__Task statement__. Would you write out the records below exactly as given?

>>>>>

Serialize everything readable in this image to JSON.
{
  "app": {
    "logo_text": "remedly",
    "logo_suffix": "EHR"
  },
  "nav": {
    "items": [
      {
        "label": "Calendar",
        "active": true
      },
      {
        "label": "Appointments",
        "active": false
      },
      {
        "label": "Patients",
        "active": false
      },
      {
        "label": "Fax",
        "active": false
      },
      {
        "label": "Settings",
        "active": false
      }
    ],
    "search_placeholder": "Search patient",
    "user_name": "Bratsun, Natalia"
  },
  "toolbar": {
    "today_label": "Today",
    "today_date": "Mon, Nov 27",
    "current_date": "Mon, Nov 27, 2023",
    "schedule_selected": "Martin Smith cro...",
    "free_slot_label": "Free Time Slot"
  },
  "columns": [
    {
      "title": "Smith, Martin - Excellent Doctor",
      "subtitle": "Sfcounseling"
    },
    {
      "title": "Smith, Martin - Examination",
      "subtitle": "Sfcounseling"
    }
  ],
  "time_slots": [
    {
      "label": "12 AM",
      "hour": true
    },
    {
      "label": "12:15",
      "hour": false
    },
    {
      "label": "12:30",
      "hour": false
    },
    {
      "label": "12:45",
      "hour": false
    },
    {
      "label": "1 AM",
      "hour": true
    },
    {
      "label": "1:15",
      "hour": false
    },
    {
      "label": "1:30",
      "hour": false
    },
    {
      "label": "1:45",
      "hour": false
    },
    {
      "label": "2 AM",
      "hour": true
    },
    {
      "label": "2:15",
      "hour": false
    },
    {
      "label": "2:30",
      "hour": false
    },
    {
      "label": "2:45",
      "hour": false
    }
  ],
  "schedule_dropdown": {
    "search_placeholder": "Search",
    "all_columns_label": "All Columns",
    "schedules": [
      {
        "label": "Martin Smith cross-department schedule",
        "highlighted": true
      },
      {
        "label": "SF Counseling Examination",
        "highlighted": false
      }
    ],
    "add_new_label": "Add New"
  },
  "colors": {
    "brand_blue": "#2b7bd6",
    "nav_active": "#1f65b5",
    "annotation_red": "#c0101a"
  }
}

<<<<<

__Reply__.
Serialize everything readable in this image to JSON.
{
  "app": {
    "logo_text": "remedly",
    "logo_suffix": "EHR"
  },
  "nav": {
    "items": [
      {
        "label": "Calendar",
        "active": true
      },
      {
        "label": "Appointments",
        "active": false
      },
      {
        "label": "Patients",
        "active": false
      },
      {
        "label": "Fax",
        "active": false
      },
      {
        "label": "Settings",
        "active": false
      }
    ],
    "search_placeholder": "Search patient",
    "user_name": "Bratsun, Natalia"
  },
  "toolbar": {
    "today_label": "Today",
    "today_date": "Mon, Nov 27",
    "current_date": "Mon, Nov 27, 2023",
    "schedule_selected": "Martin Smith cro...",
    "free_slot_label": "Free Time Slot"
  },
  "columns": [
    {
      "title": "Smith, Martin - Excellent Doctor",
      "subtitle": "Sfcounseling"
    },
    {
      "title": "Smith, Martin - Examination",
      "subtitle": "Sfcounseling"
    }
  ],
  "time_slots": [
    {
      "label": "12 AM",
      "hour": true
    },
    {
      "label": "12:15",
      "hour": false
    },
    {
      "label": "12:30",
      "hour": false
    },
    {
      "label": "12:45",
      "hour": false
    },
    {
      "label": "1 AM",
      "hour": true
    },
    {
      "label": "1:15",
      "hour": false
    },
    {
      "label": "1:30",
      "hour": false
    },
    {
      "label": "1:45",
      "hour": false
    },
    {
      "label": "2 AM",
      "hour": true
    },
    {
      "label": "2:15",
      "hour": false
    },
    {
      "label": "2:30",
      "hour": false
    },
    {
      "label": "2:45",
      "hour": false
    }
  ],
  "schedule_dropdown": {
    "search_placeholder": "Search",
    "all_columns_label": "All Columns",
    "schedules": [
      {
        "label": "Martin Smith cross-department schedule",
        "highlighted": true
      },
      {
        "label": "SF Counseling Examination",
        "highlighted": false
      }
    ],
    "add_new_label": "Add New"
  },
  "colors": {
    "brand_blue": "#2b7bd6",
    "nav_active": "#1f65b5",
    "annotation_red": "#c0101a"
  }
}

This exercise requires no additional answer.